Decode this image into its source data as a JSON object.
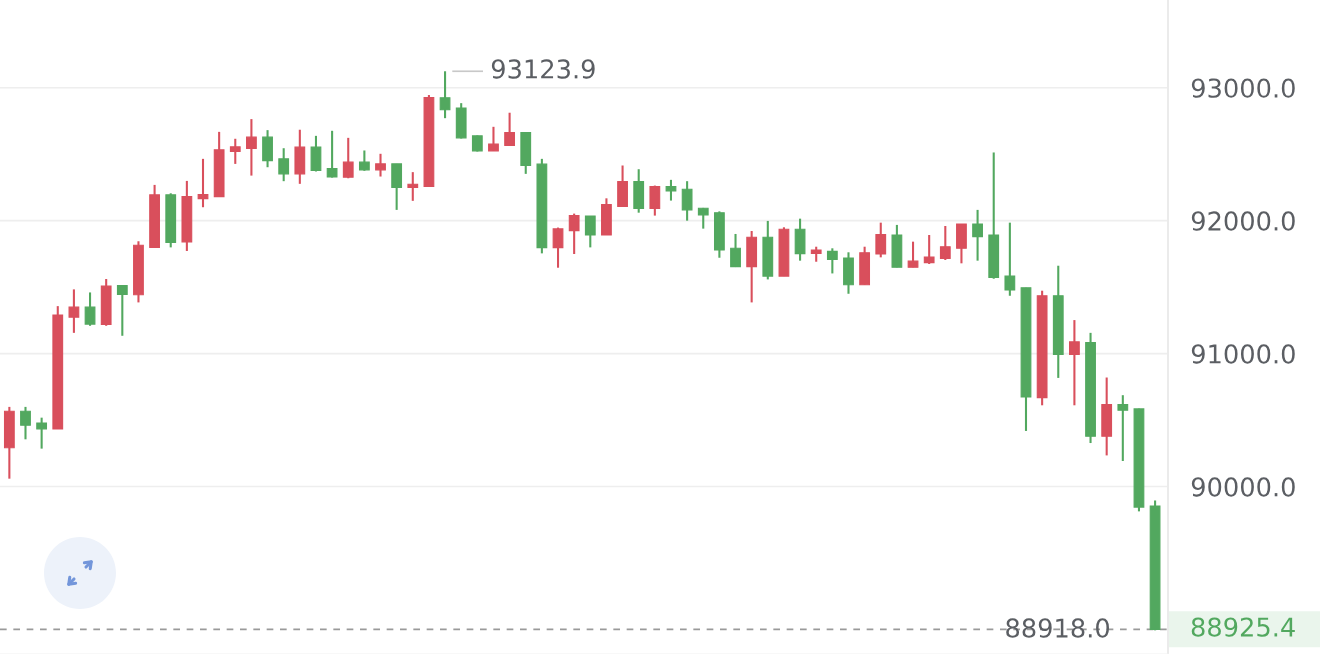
{
  "chart_data": {
    "type": "candlestick",
    "categories": [
      null,
      null,
      null,
      null,
      null,
      null,
      null,
      null,
      null,
      null,
      null,
      null,
      null,
      null,
      null,
      null,
      null,
      null,
      null,
      null,
      null,
      null,
      null,
      null,
      null,
      null,
      null,
      null,
      null,
      null,
      null,
      null,
      null,
      null,
      null,
      null,
      null,
      null,
      null,
      null,
      null,
      null,
      null,
      null,
      null,
      null,
      null,
      null,
      null,
      null,
      null,
      null,
      null,
      null,
      null,
      null,
      null,
      null,
      null,
      null,
      null,
      null,
      null,
      null,
      null,
      null,
      null,
      null,
      null,
      null,
      null,
      null
    ],
    "ohlc": [
      [
        90292,
        90599,
        90059,
        90566
      ],
      [
        90566,
        90599,
        90355,
        90461
      ],
      [
        90478,
        90518,
        90285,
        90433
      ],
      [
        90433,
        91357,
        90433,
        91290
      ],
      [
        91274,
        91483,
        91156,
        91350
      ],
      [
        91350,
        91460,
        91209,
        91222
      ],
      [
        91219,
        91561,
        91209,
        91508
      ],
      [
        91511,
        91513,
        91134,
        91445
      ],
      [
        91443,
        91845,
        91385,
        91815
      ],
      [
        91799,
        92269,
        91799,
        92194
      ],
      [
        92194,
        92206,
        91799,
        91837
      ],
      [
        91840,
        92299,
        91772,
        92181
      ],
      [
        92166,
        92465,
        92101,
        92196
      ],
      [
        92181,
        92668,
        92181,
        92533
      ],
      [
        92520,
        92616,
        92427,
        92555
      ],
      [
        92543,
        92764,
        92339,
        92628
      ],
      [
        92628,
        92681,
        92402,
        92452
      ],
      [
        92465,
        92545,
        92297,
        92352
      ],
      [
        92352,
        92684,
        92277,
        92553
      ],
      [
        92553,
        92638,
        92370,
        92377
      ],
      [
        92392,
        92676,
        92324,
        92329
      ],
      [
        92327,
        92623,
        92319,
        92440
      ],
      [
        92440,
        92528,
        92375,
        92382
      ],
      [
        92382,
        92503,
        92332,
        92427
      ],
      [
        92427,
        92427,
        92081,
        92249
      ],
      [
        92249,
        92365,
        92149,
        92274
      ],
      [
        92257,
        92945,
        92257,
        92927
      ],
      [
        92925,
        93123.9,
        92771,
        92834
      ],
      [
        92847,
        92884,
        92618,
        92623
      ],
      [
        92638,
        92641,
        92520,
        92525
      ],
      [
        92525,
        92706,
        92525,
        92576
      ],
      [
        92566,
        92812,
        92566,
        92663
      ],
      [
        92663,
        92663,
        92352,
        92415
      ],
      [
        92425,
        92465,
        91754,
        91797
      ],
      [
        91797,
        91948,
        91646,
        91938
      ],
      [
        91925,
        92053,
        91749,
        92038
      ],
      [
        92035,
        92035,
        91799,
        91892
      ],
      [
        91892,
        92168,
        91892,
        92121
      ],
      [
        92106,
        92415,
        92106,
        92294
      ],
      [
        92294,
        92387,
        92060,
        92091
      ],
      [
        92091,
        92264,
        92038,
        92256
      ],
      [
        92256,
        92307,
        92151,
        92224
      ],
      [
        92236,
        92297,
        92000,
        92081
      ],
      [
        92093,
        92096,
        91940,
        92043
      ],
      [
        92060,
        92070,
        91721,
        91779
      ],
      [
        91792,
        91900,
        91651,
        91654
      ],
      [
        91654,
        91922,
        91385,
        91875
      ],
      [
        91875,
        91998,
        91558,
        91583
      ],
      [
        91583,
        91950,
        91583,
        91935
      ],
      [
        91935,
        92015,
        91699,
        91752
      ],
      [
        91754,
        91804,
        91691,
        91779
      ],
      [
        91769,
        91792,
        91603,
        91709
      ],
      [
        91719,
        91762,
        91450,
        91518
      ],
      [
        91518,
        91804,
        91518,
        91759
      ],
      [
        91749,
        91985,
        91724,
        91895
      ],
      [
        91892,
        91968,
        91649,
        91649
      ],
      [
        91649,
        91842,
        91649,
        91696
      ],
      [
        91684,
        91892,
        91674,
        91726
      ],
      [
        91716,
        91960,
        91704,
        91804
      ],
      [
        91792,
        91975,
        91679,
        91975
      ],
      [
        91975,
        92081,
        91699,
        91880
      ],
      [
        91892,
        92513,
        91563,
        91573
      ],
      [
        91583,
        91985,
        91435,
        91478
      ],
      [
        91495,
        91495,
        90418,
        90674
      ],
      [
        90669,
        91473,
        90611,
        91435
      ],
      [
        91435,
        91661,
        90817,
        90993
      ],
      [
        90993,
        91252,
        90611,
        91088
      ],
      [
        91083,
        91156,
        90327,
        90378
      ],
      [
        90378,
        90820,
        90234,
        90616
      ],
      [
        90616,
        90687,
        90192,
        90574
      ],
      [
        90584,
        90586,
        89813,
        89845
      ],
      [
        89853,
        89895,
        88918,
        88925.4
      ]
    ],
    "colors": [
      "#d94f5c",
      "#52a85f",
      "#52a85f",
      "#d94f5c",
      "#d94f5c",
      "#52a85f",
      "#d94f5c",
      "#52a85f",
      "#d94f5c",
      "#d94f5c",
      "#52a85f",
      "#d94f5c",
      "#d94f5c",
      "#d94f5c",
      "#d94f5c",
      "#d94f5c",
      "#52a85f",
      "#52a85f",
      "#d94f5c",
      "#52a85f",
      "#52a85f",
      "#d94f5c",
      "#52a85f",
      "#d94f5c",
      "#52a85f",
      "#d94f5c",
      "#d94f5c",
      "#52a85f",
      "#52a85f",
      "#52a85f",
      "#d94f5c",
      "#d94f5c",
      "#52a85f",
      "#52a85f",
      "#d94f5c",
      "#d94f5c",
      "#52a85f",
      "#d94f5c",
      "#d94f5c",
      "#52a85f",
      "#d94f5c",
      "#52a85f",
      "#52a85f",
      "#52a85f",
      "#52a85f",
      "#52a85f",
      "#d94f5c",
      "#52a85f",
      "#d94f5c",
      "#52a85f",
      "#d94f5c",
      "#52a85f",
      "#52a85f",
      "#d94f5c",
      "#d94f5c",
      "#52a85f",
      "#d94f5c",
      "#d94f5c",
      "#d94f5c",
      "#d94f5c",
      "#52a85f",
      "#52a85f",
      "#52a85f",
      "#52a85f",
      "#d94f5c",
      "#52a85f",
      "#d94f5c",
      "#52a85f",
      "#d94f5c",
      "#52a85f",
      "#52a85f",
      "#52a85f"
    ],
    "ylim": [
      88740,
      93660
    ],
    "yticks": [
      {
        "value": 90000,
        "label": "90000.0"
      },
      {
        "value": 91000,
        "label": "91000.0"
      },
      {
        "value": 92000,
        "label": "92000.0"
      },
      {
        "value": 93000,
        "label": "93000.0"
      }
    ],
    "grid": "y",
    "tick_labels": "y",
    "ref_lines": [
      {
        "axis": "y",
        "value": 88925.4,
        "label": "88925.4",
        "color": "#9a9a9a",
        "line_style": "dashed"
      }
    ],
    "annotations": [
      "93123.9",
      {
        "text": "88918.0",
        "y": 88918.0
      }
    ]
  }
}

------------

In the material above, find each line that contains the word "value", and select it.

ANSWER TO THE PROBLEM:
        "value": 90000,
        "value": 91000,
        "value": 92000,
        "value": 93000,
        "value": 88925.4,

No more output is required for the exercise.